Objective
In the entries below, find the lines that contain the word "Грузотакси" and copy them.

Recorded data
* start *
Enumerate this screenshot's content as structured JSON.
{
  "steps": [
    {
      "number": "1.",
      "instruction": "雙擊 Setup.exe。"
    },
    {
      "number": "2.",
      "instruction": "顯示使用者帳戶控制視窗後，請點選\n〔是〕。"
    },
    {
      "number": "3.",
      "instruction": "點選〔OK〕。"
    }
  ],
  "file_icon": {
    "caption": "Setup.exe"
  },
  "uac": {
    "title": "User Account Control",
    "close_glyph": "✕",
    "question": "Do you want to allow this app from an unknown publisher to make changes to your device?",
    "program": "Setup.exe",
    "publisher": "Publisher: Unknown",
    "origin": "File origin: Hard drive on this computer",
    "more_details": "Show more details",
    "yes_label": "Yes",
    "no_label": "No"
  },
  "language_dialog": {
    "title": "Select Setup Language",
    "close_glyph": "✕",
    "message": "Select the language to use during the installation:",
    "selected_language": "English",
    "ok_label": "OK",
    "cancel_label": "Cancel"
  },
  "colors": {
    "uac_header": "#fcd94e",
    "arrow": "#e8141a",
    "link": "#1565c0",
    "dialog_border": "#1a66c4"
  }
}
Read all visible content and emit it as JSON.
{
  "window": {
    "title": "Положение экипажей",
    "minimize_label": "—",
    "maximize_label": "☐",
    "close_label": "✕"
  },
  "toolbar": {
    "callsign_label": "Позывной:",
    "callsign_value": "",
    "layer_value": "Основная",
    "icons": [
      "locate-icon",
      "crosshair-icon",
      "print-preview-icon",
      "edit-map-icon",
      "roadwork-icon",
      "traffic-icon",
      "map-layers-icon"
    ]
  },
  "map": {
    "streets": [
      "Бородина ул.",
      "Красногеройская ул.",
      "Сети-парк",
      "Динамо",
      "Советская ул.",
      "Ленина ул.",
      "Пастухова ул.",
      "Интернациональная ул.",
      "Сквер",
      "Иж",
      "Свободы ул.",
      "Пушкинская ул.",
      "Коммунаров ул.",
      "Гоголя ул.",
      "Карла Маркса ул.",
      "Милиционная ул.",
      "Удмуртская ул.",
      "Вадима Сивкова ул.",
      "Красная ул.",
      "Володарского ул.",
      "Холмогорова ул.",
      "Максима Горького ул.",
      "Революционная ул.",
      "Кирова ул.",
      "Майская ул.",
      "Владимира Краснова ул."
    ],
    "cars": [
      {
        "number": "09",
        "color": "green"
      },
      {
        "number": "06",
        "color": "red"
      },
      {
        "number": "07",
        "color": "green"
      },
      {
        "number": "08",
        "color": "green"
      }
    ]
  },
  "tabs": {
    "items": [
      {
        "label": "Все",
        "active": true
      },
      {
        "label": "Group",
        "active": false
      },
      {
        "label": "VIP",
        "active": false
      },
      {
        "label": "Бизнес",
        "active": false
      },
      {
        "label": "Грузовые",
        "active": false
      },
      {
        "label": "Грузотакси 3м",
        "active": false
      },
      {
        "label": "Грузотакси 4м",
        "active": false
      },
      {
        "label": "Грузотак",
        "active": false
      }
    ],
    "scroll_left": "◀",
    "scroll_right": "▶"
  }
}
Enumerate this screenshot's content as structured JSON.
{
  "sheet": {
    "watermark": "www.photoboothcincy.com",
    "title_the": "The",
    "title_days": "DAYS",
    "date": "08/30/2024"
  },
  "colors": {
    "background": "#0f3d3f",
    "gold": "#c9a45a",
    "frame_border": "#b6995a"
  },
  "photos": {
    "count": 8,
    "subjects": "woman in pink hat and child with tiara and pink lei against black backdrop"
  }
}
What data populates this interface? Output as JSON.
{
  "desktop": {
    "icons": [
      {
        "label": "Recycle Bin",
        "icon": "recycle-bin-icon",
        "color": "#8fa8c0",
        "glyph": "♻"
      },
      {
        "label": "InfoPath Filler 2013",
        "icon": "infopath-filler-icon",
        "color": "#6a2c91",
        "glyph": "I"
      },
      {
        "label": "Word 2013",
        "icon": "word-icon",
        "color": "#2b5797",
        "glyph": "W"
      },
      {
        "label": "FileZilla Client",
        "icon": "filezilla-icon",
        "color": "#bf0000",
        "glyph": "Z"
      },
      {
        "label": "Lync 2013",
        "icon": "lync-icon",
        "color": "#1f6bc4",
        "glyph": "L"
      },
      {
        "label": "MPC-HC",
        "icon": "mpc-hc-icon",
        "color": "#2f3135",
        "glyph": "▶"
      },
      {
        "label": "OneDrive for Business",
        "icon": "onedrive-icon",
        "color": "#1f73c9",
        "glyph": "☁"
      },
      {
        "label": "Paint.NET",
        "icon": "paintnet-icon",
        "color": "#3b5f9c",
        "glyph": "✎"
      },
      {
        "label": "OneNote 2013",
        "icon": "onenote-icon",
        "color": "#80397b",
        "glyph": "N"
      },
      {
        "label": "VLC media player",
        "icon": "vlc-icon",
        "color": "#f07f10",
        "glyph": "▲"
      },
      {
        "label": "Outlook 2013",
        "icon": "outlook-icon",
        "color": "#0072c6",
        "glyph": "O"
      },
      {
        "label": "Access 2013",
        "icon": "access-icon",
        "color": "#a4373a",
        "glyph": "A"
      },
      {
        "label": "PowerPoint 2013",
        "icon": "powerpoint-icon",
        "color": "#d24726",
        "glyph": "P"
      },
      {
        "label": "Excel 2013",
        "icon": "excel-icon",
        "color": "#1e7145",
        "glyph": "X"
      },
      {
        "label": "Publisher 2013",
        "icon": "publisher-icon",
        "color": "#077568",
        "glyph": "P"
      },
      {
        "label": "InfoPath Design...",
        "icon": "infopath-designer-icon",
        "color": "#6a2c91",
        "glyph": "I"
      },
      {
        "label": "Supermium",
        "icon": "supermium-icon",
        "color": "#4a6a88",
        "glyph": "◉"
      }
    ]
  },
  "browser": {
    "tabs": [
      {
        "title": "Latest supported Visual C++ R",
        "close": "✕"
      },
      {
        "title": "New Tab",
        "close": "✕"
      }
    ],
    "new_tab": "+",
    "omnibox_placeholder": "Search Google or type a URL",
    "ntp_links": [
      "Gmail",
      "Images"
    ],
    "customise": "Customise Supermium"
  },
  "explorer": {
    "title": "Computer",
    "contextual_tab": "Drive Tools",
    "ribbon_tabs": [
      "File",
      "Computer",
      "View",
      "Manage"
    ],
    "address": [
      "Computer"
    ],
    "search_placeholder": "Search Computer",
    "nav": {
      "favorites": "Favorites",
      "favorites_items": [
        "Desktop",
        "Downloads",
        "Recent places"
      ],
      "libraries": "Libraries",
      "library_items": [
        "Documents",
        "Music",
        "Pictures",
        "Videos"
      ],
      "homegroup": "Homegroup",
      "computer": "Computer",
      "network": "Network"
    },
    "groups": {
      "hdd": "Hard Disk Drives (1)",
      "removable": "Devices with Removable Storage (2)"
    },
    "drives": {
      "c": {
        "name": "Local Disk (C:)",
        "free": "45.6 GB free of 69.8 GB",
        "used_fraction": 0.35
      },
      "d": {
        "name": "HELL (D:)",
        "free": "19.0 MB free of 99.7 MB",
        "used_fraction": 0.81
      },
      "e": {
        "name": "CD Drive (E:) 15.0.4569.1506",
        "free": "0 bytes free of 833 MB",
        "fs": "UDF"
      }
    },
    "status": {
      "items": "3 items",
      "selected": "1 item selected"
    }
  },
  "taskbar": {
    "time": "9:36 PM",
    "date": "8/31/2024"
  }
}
* end *
In response
        "label": "Грузотакси 3м",
        "label": "Грузотакси 4м",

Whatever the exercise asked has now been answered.